* **DIRECTIONS FOR THIS TASK**: Go over the listing below line by line and tally those containing "JSON". Give only the tally.

Start of EXERCISE INPUTS

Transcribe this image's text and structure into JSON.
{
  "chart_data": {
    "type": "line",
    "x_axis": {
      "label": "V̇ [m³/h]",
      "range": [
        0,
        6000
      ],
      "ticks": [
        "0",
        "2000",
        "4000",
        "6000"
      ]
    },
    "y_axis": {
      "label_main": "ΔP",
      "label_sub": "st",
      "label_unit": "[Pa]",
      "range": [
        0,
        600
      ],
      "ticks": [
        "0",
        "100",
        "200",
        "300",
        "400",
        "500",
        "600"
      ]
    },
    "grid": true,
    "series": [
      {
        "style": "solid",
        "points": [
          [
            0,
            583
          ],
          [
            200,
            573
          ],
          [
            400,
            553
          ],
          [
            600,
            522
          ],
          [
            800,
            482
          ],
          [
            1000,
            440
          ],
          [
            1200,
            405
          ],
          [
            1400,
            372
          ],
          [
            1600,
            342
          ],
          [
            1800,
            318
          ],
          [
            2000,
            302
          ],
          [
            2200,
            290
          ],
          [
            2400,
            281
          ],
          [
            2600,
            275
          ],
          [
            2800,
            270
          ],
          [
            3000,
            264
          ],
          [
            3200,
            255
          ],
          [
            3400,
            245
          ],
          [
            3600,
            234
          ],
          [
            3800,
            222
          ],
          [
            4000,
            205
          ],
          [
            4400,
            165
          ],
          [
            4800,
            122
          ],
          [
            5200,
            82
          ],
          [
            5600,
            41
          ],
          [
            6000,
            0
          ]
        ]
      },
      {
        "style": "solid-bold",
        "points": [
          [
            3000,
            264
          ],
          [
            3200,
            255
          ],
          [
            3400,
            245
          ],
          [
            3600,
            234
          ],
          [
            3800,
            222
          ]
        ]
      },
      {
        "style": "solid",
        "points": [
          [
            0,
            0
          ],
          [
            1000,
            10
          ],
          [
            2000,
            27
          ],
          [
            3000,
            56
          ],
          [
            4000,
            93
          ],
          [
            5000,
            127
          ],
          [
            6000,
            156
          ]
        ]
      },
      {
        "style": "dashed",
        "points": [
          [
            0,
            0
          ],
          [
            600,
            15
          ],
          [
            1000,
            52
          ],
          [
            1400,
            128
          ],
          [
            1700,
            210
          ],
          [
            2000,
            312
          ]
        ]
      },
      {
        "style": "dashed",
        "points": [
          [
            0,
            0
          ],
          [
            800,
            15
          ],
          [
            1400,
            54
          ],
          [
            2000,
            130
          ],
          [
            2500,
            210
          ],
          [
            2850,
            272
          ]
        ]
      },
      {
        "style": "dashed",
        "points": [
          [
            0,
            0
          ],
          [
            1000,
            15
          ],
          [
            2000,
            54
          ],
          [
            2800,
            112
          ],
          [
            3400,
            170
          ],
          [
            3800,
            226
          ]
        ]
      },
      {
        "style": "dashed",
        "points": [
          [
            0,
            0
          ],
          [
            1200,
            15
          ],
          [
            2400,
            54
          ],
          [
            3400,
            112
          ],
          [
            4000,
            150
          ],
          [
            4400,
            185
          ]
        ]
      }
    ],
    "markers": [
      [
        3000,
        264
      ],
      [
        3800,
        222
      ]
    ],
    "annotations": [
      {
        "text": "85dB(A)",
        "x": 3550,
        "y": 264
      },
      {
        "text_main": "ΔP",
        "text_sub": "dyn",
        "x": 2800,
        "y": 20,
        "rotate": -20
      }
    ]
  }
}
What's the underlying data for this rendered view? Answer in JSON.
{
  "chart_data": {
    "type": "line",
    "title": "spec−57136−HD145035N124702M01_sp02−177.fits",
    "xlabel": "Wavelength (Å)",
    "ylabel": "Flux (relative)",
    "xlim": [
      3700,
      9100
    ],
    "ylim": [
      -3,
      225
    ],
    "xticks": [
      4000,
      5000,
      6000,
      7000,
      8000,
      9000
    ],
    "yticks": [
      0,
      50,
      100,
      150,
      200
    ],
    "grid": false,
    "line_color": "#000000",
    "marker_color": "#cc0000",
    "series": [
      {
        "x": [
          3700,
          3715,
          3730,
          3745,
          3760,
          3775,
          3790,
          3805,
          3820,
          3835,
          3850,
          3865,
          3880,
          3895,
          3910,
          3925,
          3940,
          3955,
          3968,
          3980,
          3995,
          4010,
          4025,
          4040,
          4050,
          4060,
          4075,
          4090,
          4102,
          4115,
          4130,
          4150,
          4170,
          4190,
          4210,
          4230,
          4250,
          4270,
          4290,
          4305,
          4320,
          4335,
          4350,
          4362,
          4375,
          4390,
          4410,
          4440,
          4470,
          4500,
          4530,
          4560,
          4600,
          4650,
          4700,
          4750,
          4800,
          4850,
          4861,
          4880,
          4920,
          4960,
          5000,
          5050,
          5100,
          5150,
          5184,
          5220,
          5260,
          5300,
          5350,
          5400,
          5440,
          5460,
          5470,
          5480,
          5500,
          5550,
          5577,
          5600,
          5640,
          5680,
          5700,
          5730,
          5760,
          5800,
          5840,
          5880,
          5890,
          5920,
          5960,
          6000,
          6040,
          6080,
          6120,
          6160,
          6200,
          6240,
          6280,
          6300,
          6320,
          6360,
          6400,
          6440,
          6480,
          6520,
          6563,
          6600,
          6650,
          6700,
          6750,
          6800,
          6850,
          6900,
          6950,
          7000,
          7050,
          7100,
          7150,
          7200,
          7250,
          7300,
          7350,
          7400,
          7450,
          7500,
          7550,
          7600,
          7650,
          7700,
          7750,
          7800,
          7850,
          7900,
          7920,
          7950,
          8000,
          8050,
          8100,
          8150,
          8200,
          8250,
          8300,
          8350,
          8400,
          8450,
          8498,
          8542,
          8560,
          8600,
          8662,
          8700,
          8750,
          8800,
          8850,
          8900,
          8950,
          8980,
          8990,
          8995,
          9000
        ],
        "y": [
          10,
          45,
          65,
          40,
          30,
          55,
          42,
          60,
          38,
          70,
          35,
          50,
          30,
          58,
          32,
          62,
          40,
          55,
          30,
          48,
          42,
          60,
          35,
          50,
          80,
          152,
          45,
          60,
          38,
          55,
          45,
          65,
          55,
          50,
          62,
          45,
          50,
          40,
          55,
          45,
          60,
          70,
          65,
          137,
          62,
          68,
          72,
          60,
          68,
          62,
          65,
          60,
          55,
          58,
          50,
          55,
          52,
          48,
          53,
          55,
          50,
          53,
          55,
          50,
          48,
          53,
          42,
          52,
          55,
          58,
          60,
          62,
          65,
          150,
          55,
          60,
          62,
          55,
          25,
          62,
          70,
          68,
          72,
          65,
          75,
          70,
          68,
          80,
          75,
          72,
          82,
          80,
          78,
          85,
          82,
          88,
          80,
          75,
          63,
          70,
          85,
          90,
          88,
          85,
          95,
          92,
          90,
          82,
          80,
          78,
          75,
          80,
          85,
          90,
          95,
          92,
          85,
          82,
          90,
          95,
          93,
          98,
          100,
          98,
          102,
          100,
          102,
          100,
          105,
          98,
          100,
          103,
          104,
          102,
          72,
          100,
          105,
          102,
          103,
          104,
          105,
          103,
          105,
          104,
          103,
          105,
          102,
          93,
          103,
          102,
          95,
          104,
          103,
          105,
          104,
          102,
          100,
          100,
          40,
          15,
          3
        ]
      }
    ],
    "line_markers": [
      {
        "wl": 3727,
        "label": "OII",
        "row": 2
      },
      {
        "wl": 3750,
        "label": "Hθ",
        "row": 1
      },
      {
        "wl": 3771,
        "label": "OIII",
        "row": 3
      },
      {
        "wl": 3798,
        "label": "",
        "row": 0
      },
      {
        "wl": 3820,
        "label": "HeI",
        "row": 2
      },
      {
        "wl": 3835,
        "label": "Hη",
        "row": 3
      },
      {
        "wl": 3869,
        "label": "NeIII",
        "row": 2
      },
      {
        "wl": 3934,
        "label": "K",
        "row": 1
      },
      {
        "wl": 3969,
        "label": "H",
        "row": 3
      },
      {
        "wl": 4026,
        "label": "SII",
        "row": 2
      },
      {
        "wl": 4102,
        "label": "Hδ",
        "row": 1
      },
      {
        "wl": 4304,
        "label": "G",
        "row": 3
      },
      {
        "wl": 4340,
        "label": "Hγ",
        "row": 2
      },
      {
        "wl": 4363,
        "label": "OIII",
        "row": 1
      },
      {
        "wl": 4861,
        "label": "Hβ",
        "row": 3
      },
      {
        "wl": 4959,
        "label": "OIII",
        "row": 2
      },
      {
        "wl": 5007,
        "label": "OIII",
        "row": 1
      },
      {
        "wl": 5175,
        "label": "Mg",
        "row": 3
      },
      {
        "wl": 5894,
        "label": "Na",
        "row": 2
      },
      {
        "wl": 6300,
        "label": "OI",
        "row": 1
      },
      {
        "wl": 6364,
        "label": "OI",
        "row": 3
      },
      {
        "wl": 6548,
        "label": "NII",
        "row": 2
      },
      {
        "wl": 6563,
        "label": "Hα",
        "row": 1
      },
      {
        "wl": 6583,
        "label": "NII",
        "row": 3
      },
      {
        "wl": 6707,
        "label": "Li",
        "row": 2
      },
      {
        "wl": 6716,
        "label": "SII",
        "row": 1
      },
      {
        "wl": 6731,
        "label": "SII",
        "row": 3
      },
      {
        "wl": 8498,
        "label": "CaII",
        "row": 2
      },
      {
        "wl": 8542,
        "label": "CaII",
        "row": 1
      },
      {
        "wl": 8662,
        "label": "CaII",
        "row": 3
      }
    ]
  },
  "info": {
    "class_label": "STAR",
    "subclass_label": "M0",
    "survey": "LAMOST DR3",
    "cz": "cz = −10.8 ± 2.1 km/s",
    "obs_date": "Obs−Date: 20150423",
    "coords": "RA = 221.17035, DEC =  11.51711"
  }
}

End of EXERCISE INPUTS

* **EXERCISE RESULT**: 2